Work required
Without including the pictures, copy out every line below.

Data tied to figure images
#####
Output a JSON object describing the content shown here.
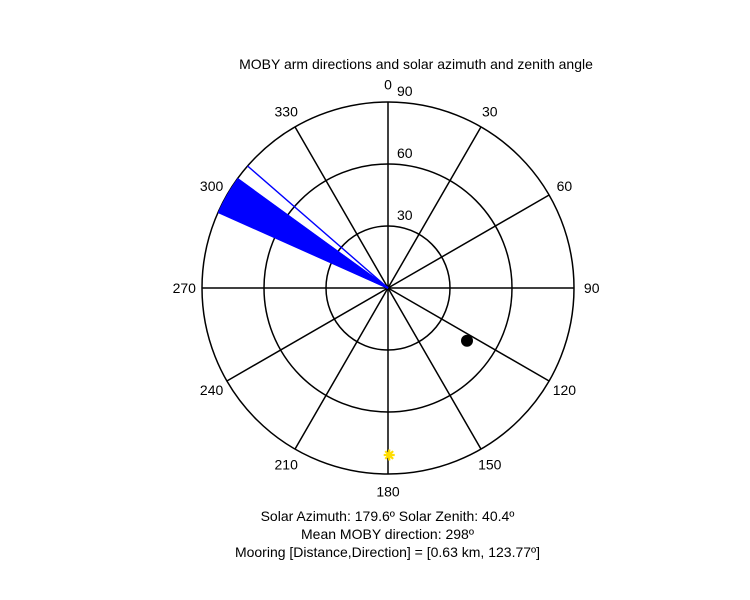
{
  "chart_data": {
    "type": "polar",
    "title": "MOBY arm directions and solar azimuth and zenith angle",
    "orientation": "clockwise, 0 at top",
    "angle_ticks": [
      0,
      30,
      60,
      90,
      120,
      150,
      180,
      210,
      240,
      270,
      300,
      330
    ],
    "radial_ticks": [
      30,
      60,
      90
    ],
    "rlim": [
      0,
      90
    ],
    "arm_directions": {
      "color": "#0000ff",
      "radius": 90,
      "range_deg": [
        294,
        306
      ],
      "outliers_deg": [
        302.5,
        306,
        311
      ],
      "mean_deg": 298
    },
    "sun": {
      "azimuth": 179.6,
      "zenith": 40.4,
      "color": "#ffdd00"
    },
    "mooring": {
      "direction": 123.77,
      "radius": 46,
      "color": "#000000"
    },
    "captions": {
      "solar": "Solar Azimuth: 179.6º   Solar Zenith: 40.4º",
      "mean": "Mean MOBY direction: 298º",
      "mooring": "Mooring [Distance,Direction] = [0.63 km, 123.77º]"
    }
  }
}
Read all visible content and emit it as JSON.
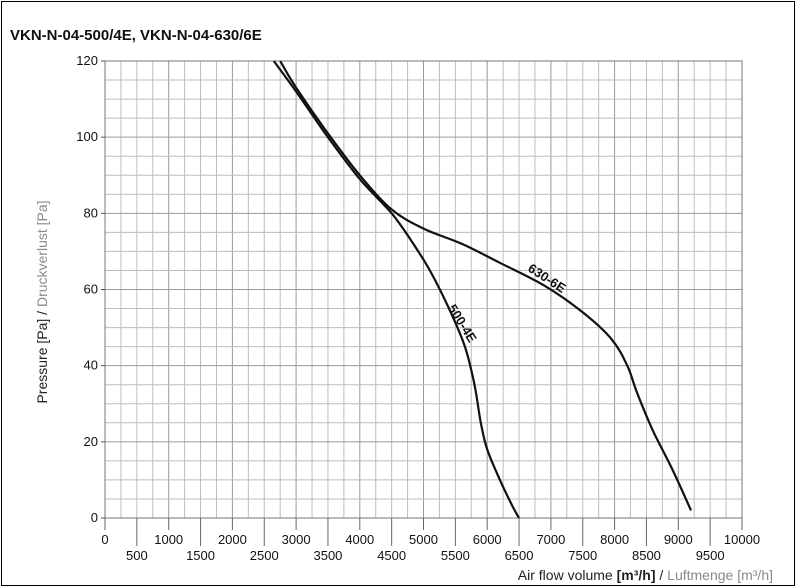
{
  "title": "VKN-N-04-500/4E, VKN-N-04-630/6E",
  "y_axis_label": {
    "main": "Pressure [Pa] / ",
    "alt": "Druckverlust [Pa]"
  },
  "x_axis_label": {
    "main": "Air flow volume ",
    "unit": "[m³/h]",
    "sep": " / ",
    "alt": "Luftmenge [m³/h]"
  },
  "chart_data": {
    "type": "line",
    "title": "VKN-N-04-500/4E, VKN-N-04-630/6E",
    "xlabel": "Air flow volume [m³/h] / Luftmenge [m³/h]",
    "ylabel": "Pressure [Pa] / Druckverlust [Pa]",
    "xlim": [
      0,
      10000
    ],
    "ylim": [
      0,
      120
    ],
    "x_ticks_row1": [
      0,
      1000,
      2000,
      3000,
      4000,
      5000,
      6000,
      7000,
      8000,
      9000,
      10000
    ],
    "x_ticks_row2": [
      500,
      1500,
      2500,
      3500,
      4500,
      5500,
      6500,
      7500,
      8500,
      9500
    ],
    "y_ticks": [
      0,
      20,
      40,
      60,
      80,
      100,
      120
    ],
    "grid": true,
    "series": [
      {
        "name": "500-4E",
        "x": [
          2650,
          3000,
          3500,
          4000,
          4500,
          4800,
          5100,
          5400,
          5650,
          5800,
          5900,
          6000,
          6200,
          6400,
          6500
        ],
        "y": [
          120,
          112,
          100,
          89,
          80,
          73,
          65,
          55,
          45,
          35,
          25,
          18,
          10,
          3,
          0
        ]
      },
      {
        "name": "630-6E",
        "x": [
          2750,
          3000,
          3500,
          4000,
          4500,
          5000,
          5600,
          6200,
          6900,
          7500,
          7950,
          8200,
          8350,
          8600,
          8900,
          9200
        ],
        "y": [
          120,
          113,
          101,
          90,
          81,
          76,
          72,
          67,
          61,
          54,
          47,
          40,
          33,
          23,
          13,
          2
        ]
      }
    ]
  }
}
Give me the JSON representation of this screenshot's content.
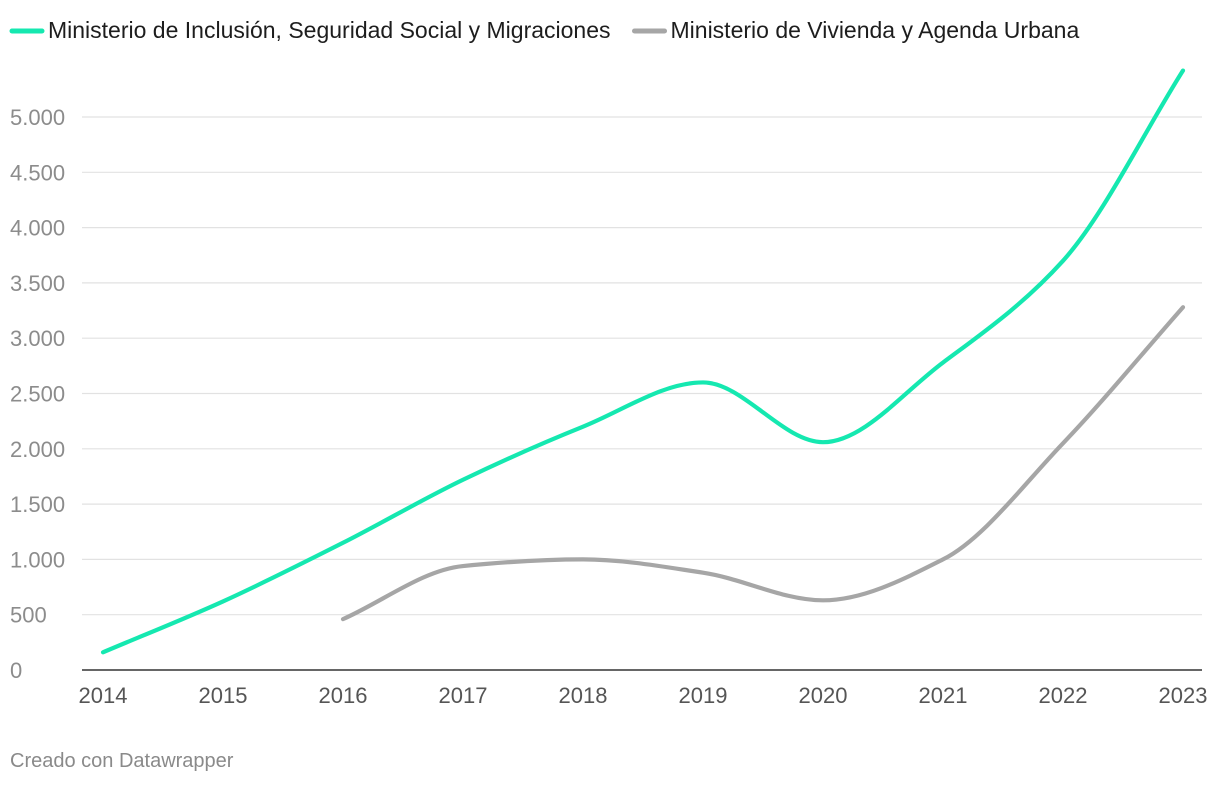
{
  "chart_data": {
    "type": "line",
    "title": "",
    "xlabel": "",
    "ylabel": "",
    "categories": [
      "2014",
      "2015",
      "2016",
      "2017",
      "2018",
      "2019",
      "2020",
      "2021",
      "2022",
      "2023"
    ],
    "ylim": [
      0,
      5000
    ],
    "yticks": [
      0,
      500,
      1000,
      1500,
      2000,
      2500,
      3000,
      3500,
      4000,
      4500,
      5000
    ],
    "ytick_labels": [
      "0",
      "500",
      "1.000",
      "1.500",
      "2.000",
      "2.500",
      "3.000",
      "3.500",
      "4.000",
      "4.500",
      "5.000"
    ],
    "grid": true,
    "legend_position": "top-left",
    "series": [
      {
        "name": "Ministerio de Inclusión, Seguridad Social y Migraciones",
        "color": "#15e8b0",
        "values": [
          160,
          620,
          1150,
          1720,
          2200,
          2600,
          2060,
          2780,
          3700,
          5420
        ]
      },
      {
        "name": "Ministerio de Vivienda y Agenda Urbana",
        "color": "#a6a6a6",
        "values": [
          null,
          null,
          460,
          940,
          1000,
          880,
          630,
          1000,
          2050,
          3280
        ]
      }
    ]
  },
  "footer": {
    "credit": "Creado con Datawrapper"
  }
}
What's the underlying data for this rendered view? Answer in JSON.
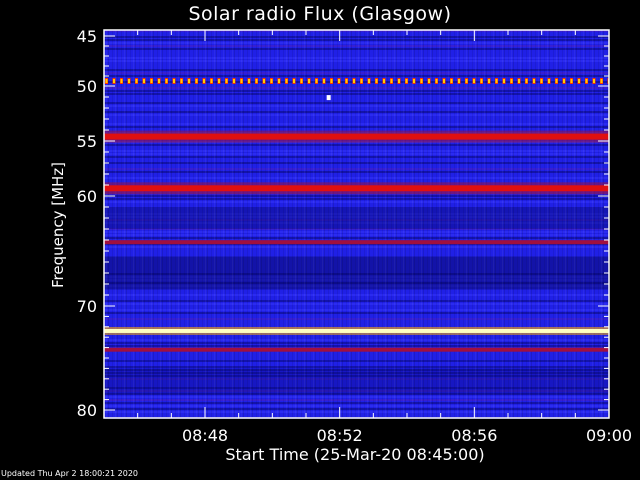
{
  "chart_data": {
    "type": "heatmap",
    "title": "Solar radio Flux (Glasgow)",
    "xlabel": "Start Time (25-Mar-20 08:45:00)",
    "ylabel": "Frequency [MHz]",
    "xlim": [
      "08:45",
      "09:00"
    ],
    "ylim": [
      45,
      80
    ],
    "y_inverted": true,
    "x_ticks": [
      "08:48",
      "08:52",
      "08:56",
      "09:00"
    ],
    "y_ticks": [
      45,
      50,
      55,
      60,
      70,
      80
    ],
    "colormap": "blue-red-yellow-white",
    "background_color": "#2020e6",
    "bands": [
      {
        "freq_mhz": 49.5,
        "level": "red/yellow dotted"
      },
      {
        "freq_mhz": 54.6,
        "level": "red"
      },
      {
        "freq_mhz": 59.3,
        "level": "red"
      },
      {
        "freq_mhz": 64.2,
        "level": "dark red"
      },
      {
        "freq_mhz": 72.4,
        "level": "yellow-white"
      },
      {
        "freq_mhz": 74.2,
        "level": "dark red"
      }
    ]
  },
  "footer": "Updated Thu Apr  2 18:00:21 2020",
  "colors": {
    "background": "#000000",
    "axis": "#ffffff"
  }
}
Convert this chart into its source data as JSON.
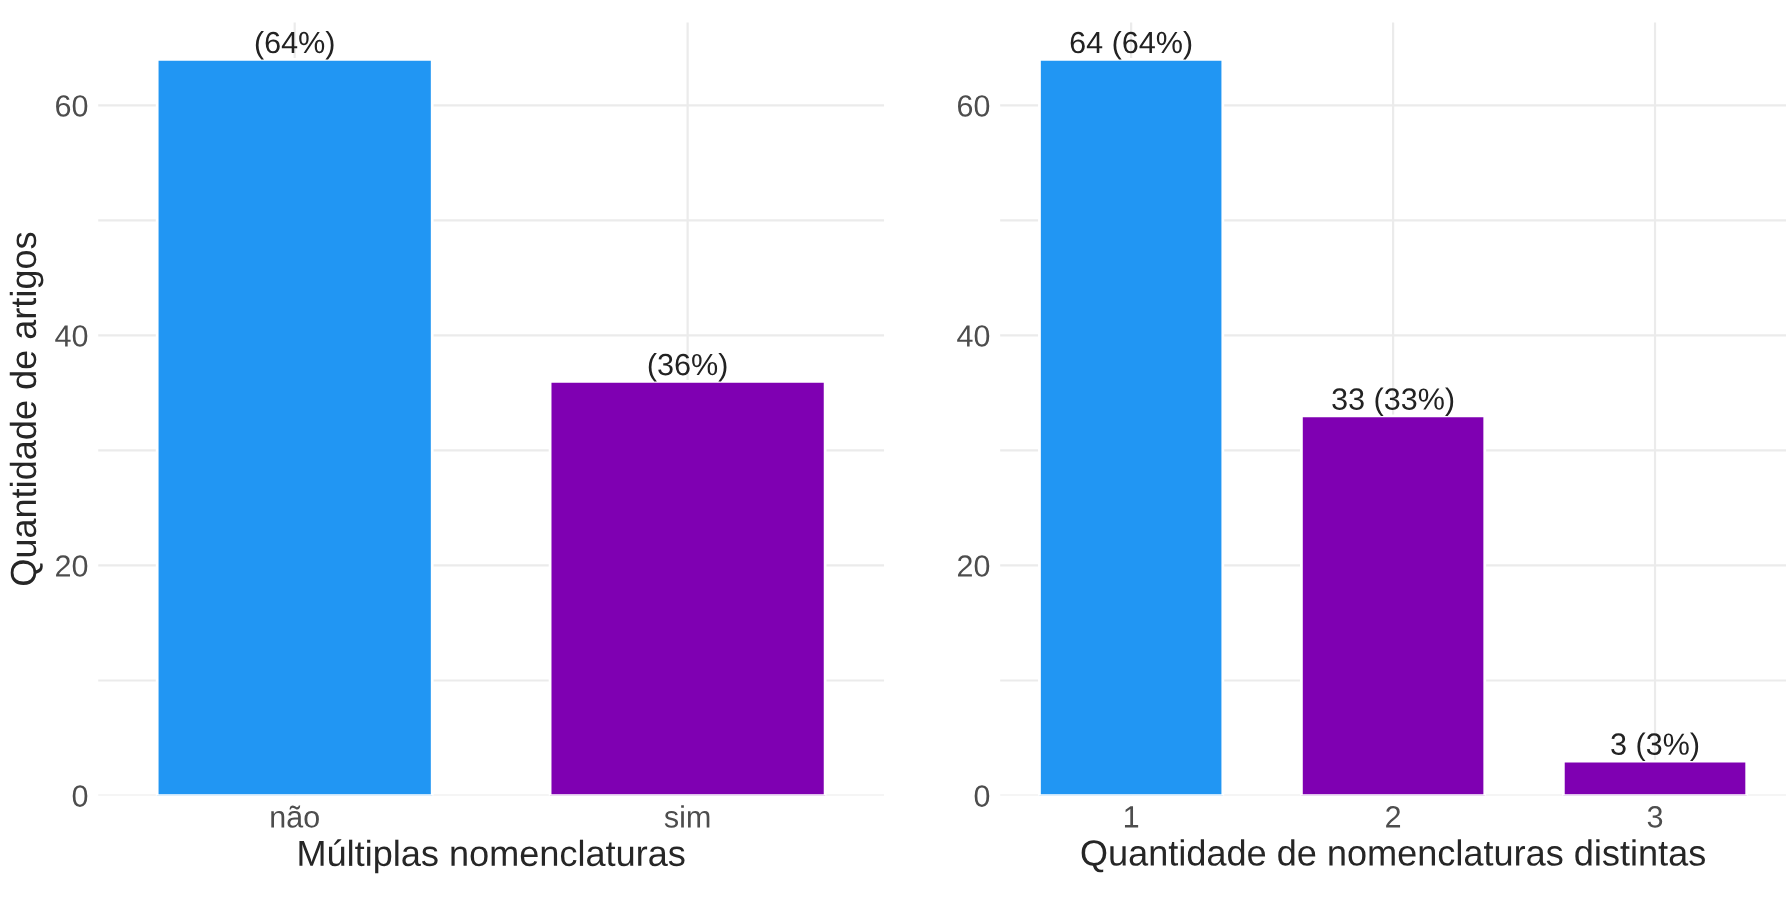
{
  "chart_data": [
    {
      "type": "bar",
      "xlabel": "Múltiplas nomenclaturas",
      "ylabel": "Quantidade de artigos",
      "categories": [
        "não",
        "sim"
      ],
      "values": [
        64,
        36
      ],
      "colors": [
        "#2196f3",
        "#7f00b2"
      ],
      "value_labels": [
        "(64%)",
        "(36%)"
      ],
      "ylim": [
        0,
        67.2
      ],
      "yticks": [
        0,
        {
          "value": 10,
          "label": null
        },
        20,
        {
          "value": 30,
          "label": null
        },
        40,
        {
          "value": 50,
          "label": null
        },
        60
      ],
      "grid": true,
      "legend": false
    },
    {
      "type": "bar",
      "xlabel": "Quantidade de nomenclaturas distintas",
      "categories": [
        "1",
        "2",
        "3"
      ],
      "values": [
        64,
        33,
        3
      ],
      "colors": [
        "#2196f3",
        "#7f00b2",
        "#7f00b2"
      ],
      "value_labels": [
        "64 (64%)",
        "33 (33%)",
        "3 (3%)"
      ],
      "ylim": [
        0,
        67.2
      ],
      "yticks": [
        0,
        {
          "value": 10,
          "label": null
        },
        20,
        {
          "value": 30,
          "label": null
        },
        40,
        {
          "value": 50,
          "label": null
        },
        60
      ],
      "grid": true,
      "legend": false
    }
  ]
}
#####
Task response
Output a JSON object describing the content shown here.
{
  "chart_data": {
    "type": "polar",
    "title": "MOBY arm directions and solar azimuth and zenith angle",
    "orientation": "clockwise, 0 at top",
    "angle_ticks": [
      0,
      30,
      60,
      90,
      120,
      150,
      180,
      210,
      240,
      270,
      300,
      330
    ],
    "radial_ticks": [
      30,
      60,
      90
    ],
    "rlim": [
      0,
      90
    ],
    "arm_directions": {
      "color": "#0000ff",
      "radius": 90,
      "range_deg": [
        294,
        306
      ],
      "outliers_deg": [
        302.5,
        306,
        311
      ],
      "mean_deg": 298
    },
    "sun": {
      "azimuth": 179.6,
      "zenith": 40.4,
      "color": "#ffdd00"
    },
    "mooring": {
      "direction": 123.77,
      "radius": 46,
      "color": "#000000"
    },
    "captions": {
      "solar": "Solar Azimuth: 179.6º   Solar Zenith: 40.4º",
      "mean": "Mean MOBY direction: 298º",
      "mooring": "Mooring [Distance,Direction] = [0.63 km, 123.77º]"
    }
  }
}
Read all visible content and emit it as JSON.
{
  "title": "VKN-N-04-500/4E, VKN-N-04-630/6E",
  "y_axis_label": {
    "main": "Pressure [Pa] / ",
    "alt": "Druckverlust [Pa]"
  },
  "x_axis_label": {
    "main": "Air flow volume ",
    "unit": "[m³/h]",
    "sep": " / ",
    "alt": "Luftmenge [m³/h]"
  },
  "chart_data": {
    "type": "line",
    "title": "VKN-N-04-500/4E, VKN-N-04-630/6E",
    "xlabel": "Air flow volume [m³/h] / Luftmenge [m³/h]",
    "ylabel": "Pressure [Pa] / Druckverlust [Pa]",
    "xlim": [
      0,
      10000
    ],
    "ylim": [
      0,
      120
    ],
    "x_ticks_row1": [
      0,
      1000,
      2000,
      3000,
      4000,
      5000,
      6000,
      7000,
      8000,
      9000,
      10000
    ],
    "x_ticks_row2": [
      500,
      1500,
      2500,
      3500,
      4500,
      5500,
      6500,
      7500,
      8500,
      9500
    ],
    "y_ticks": [
      0,
      20,
      40,
      60,
      80,
      100,
      120
    ],
    "grid": true,
    "series": [
      {
        "name": "500-4E",
        "x": [
          2650,
          3000,
          3500,
          4000,
          4500,
          4800,
          5100,
          5400,
          5650,
          5800,
          5900,
          6000,
          6200,
          6400,
          6500
        ],
        "y": [
          120,
          112,
          100,
          89,
          80,
          73,
          65,
          55,
          45,
          35,
          25,
          18,
          10,
          3,
          0
        ]
      },
      {
        "name": "630-6E",
        "x": [
          2750,
          3000,
          3500,
          4000,
          4500,
          5000,
          5600,
          6200,
          6900,
          7500,
          7950,
          8200,
          8350,
          8600,
          8900,
          9200
        ],
        "y": [
          120,
          113,
          101,
          90,
          81,
          76,
          72,
          67,
          61,
          54,
          47,
          40,
          33,
          23,
          13,
          2
        ]
      }
    ]
  }
}
Give me the JSON representation of this screenshot's content.
{
  "chart_data": {
    "type": "line",
    "title": "",
    "xlabel": "",
    "ylabel": "",
    "categories": [
      "2014",
      "2015",
      "2016",
      "2017",
      "2018",
      "2019",
      "2020",
      "2021",
      "2022",
      "2023"
    ],
    "ylim": [
      0,
      5000
    ],
    "yticks": [
      0,
      500,
      1000,
      1500,
      2000,
      2500,
      3000,
      3500,
      4000,
      4500,
      5000
    ],
    "ytick_labels": [
      "0",
      "500",
      "1.000",
      "1.500",
      "2.000",
      "2.500",
      "3.000",
      "3.500",
      "4.000",
      "4.500",
      "5.000"
    ],
    "grid": true,
    "legend_position": "top-left",
    "series": [
      {
        "name": "Ministerio de Inclusión, Seguridad Social y Migraciones",
        "color": "#15e8b0",
        "values": [
          160,
          620,
          1150,
          1720,
          2200,
          2600,
          2060,
          2780,
          3700,
          5420
        ]
      },
      {
        "name": "Ministerio de Vivienda y Agenda Urbana",
        "color": "#a6a6a6",
        "values": [
          null,
          null,
          460,
          940,
          1000,
          880,
          630,
          1000,
          2050,
          3280
        ]
      }
    ]
  },
  "footer": {
    "credit": "Creado con Datawrapper"
  }
}
What's the underlying data for this rendered view? Answer in JSON.
{
  "chart_data": {
    "type": "heatmap",
    "title": "Solar radio Flux (Glasgow)",
    "xlabel": "Start Time (25-Mar-20 08:45:00)",
    "ylabel": "Frequency [MHz]",
    "xlim": [
      "08:45",
      "09:00"
    ],
    "ylim": [
      45,
      80
    ],
    "y_inverted": true,
    "x_ticks": [
      "08:48",
      "08:52",
      "08:56",
      "09:00"
    ],
    "y_ticks": [
      45,
      50,
      55,
      60,
      70,
      80
    ],
    "colormap": "blue-red-yellow-white",
    "background_color": "#2020e6",
    "bands": [
      {
        "freq_mhz": 49.5,
        "level": "red/yellow dotted"
      },
      {
        "freq_mhz": 54.6,
        "level": "red"
      },
      {
        "freq_mhz": 59.3,
        "level": "red"
      },
      {
        "freq_mhz": 64.2,
        "level": "dark red"
      },
      {
        "freq_mhz": 72.4,
        "level": "yellow-white"
      },
      {
        "freq_mhz": 74.2,
        "level": "dark red"
      }
    ]
  },
  "footer": "Updated Thu Apr  2 18:00:21 2020",
  "colors": {
    "background": "#000000",
    "axis": "#ffffff"
  }
}
Convert this chart into its source data as JSON.
{
  "chart_data": [
    {
      "type": "bar",
      "xlabel": "Múltiplas nomenclaturas",
      "ylabel": "Quantidade de artigos",
      "categories": [
        "não",
        "sim"
      ],
      "values": [
        64,
        36
      ],
      "colors": [
        "#2196f3",
        "#7f00b2"
      ],
      "value_labels": [
        "(64%)",
        "(36%)"
      ],
      "ylim": [
        0,
        67.2
      ],
      "yticks": [
        0,
        {
          "value": 10,
          "label": null
        },
        20,
        {
          "value": 30,
          "label": null
        },
        40,
        {
          "value": 50,
          "label": null
        },
        60
      ],
      "grid": true,
      "legend": false
    },
    {
      "type": "bar",
      "xlabel": "Quantidade de nomenclaturas distintas",
      "categories": [
        "1",
        "2",
        "3"
      ],
      "values": [
        64,
        33,
        3
      ],
      "colors": [
        "#2196f3",
        "#7f00b2",
        "#7f00b2"
      ],
      "value_labels": [
        "64 (64%)",
        "33 (33%)",
        "3 (3%)"
      ],
      "ylim": [
        0,
        67.2
      ],
      "yticks": [
        0,
        {
          "value": 10,
          "label": null
        },
        20,
        {
          "value": 30,
          "label": null
        },
        40,
        {
          "value": 50,
          "label": null
        },
        60
      ],
      "grid": true,
      "legend": false
    }
  ]
}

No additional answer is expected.